[begin Working data]

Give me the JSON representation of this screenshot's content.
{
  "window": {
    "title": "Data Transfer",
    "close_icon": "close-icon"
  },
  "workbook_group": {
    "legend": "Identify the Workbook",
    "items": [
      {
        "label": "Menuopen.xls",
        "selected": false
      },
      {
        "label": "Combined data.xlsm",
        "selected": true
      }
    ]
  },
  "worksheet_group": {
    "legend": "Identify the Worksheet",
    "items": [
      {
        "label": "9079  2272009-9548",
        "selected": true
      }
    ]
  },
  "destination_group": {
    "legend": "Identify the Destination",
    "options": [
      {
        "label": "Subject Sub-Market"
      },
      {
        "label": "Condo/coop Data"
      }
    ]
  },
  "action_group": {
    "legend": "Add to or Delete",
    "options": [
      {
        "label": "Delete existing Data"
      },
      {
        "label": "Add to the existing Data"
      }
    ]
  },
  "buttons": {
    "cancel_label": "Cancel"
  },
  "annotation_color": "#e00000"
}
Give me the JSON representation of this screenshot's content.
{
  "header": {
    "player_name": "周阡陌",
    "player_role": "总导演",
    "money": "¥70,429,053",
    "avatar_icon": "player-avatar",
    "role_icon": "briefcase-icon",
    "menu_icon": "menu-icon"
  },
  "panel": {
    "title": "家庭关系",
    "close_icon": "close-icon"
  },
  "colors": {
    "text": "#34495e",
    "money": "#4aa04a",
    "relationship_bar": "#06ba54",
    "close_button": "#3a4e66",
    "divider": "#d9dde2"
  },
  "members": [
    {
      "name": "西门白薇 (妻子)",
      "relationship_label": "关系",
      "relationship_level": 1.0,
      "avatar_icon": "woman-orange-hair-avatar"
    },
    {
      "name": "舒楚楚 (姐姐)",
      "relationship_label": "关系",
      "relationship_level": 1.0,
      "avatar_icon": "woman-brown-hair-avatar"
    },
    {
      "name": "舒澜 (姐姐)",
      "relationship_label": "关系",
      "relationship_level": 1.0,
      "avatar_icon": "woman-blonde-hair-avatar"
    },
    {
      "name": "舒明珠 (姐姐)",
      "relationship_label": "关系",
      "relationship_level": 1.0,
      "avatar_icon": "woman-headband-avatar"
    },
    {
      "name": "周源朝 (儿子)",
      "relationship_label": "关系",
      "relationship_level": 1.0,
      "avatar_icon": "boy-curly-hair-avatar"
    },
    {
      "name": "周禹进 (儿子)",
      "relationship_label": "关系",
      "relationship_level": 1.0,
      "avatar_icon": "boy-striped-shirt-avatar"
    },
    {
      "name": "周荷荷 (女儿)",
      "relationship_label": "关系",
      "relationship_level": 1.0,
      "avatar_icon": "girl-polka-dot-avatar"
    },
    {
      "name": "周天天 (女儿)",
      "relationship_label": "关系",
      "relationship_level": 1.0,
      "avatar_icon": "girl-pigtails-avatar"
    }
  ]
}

[end Working data]

▶ _The task_: Look through the entries and find each line that has the string "existing". Copy those lines.

▶ _Exercise output_:
        "label": "Delete existing Data"
        "label": "Add to the existing Data"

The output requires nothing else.